→ **Task requirements**:
Each line of the material below should be reproduced exactly.

→ **Material provided**:
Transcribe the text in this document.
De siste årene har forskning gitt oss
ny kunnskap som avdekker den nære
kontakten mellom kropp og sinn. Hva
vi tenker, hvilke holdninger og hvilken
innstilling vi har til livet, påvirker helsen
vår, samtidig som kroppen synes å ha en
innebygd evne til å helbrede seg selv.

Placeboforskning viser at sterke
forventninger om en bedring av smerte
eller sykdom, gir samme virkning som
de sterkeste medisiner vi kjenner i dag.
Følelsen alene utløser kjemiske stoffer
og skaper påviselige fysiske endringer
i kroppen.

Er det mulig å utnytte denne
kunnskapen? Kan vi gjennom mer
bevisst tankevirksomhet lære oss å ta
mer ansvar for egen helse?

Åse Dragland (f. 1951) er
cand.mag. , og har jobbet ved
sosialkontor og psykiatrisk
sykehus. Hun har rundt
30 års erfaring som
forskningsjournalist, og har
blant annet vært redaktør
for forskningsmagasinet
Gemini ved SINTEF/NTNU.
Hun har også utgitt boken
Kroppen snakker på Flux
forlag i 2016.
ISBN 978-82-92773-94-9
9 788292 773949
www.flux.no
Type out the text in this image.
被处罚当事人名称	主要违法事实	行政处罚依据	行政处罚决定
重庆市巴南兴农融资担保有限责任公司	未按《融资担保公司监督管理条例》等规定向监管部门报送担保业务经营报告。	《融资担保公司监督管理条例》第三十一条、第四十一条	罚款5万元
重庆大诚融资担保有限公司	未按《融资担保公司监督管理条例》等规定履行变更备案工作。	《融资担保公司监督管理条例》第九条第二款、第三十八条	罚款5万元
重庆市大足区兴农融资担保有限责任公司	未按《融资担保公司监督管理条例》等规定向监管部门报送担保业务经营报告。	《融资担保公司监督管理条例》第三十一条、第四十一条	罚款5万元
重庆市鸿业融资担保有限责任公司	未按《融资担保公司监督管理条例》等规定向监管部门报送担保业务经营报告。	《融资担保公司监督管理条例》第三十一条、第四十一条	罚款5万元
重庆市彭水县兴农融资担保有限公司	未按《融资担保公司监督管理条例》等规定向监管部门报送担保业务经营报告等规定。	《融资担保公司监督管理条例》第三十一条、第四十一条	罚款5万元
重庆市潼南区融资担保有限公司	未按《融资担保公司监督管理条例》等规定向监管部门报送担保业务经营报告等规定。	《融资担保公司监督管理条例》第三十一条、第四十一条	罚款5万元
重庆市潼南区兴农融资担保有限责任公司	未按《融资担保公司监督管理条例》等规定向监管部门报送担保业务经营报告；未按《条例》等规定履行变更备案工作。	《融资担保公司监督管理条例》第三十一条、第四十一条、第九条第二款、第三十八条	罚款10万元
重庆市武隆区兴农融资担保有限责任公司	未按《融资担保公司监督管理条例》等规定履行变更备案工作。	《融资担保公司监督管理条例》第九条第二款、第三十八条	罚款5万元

→ **Result of the exercise**:
Transcribe the text in this document.
De siste årene har forskning gitt oss
ny kunnskap som avdekker den nære
kontakten mellom kropp og sinn. Hva
vi tenker, hvilke holdninger og hvilken
innstilling vi har til livet, påvirker helsen
vår, samtidig som kroppen synes å ha en
innebygd evne til å helbrede seg selv.

Placeboforskning viser at sterke
forventninger om en bedring av smerte
eller sykdom, gir samme virkning som
de sterkeste medisiner vi kjenner i dag.
Følelsen alene utløser kjemiske stoffer
og skaper påviselige fysiske endringer
i kroppen.

Er det mulig å utnytte denne
kunnskapen? Kan vi gjennom mer
bevisst tankevirksomhet lære oss å ta
mer ansvar for egen helse?

Åse Dragland (f. 1951) er
cand.mag. , og har jobbet ved
sosialkontor og psykiatrisk
sykehus. Hun har rundt
30 års erfaring som
forskningsjournalist, og har
blant annet vært redaktør
for forskningsmagasinet
Gemini ved SINTEF/NTNU.
Hun har også utgitt boken
Kroppen snakker på Flux
forlag i 2016.
ISBN 978-82-92773-94-9
9 788292 773949
www.flux.no
Type out the text in this image.
被处罚当事人名称	主要违法事实	行政处罚依据	行政处罚决定
重庆市巴南兴农融资担保有限责任公司	未按《融资担保公司监督管理条例》等规定向监管部门报送担保业务经营报告。	《融资担保公司监督管理条例》第三十一条、第四十一条	罚款5万元
重庆大诚融资担保有限公司	未按《融资担保公司监督管理条例》等规定履行变更备案工作。	《融资担保公司监督管理条例》第九条第二款、第三十八条	罚款5万元
重庆市大足区兴农融资担保有限责任公司	未按《融资担保公司监督管理条例》等规定向监管部门报送担保业务经营报告。	《融资担保公司监督管理条例》第三十一条、第四十一条	罚款5万元
重庆市鸿业融资担保有限责任公司	未按《融资担保公司监督管理条例》等规定向监管部门报送担保业务经营报告。	《融资担保公司监督管理条例》第三十一条、第四十一条	罚款5万元
重庆市彭水县兴农融资担保有限公司	未按《融资担保公司监督管理条例》等规定向监管部门报送担保业务经营报告等规定。	《融资担保公司监督管理条例》第三十一条、第四十一条	罚款5万元
重庆市潼南区融资担保有限公司	未按《融资担保公司监督管理条例》等规定向监管部门报送担保业务经营报告等规定。	《融资担保公司监督管理条例》第三十一条、第四十一条	罚款5万元
重庆市潼南区兴农融资担保有限责任公司	未按《融资担保公司监督管理条例》等规定向监管部门报送担保业务经营报告；未按《条例》等规定履行变更备案工作。	《融资担保公司监督管理条例》第三十一条、第四十一条、第九条第二款、第三十八条	罚款10万元
重庆市武隆区兴农融资担保有限责任公司	未按《融资担保公司监督管理条例》等规定履行变更备案工作。	《融资担保公司监督管理条例》第九条第二款、第三十八条	罚款5万元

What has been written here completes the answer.